* Items *
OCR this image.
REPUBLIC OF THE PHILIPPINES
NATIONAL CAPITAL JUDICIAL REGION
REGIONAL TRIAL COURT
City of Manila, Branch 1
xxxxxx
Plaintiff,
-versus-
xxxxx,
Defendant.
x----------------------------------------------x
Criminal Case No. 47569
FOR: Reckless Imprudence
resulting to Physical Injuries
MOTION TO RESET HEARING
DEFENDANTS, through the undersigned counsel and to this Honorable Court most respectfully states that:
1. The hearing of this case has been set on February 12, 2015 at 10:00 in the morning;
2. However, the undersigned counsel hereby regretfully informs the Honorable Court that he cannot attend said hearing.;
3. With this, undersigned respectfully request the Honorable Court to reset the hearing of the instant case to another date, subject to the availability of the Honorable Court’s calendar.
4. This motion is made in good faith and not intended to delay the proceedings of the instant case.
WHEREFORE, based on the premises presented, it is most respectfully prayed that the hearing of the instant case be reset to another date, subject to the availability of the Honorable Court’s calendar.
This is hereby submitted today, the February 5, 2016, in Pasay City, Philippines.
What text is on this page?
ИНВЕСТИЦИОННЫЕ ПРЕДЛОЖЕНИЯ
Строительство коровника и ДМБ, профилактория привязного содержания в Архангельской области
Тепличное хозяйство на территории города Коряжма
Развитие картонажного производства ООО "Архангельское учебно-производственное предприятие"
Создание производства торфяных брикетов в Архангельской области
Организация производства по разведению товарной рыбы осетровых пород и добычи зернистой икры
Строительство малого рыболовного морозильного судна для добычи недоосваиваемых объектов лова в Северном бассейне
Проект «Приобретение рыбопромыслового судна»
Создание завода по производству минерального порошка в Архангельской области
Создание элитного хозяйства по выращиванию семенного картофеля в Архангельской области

* Work instructions *
Work out how many lines above have the string "date" in them, and give only the number.

* Answer below *
2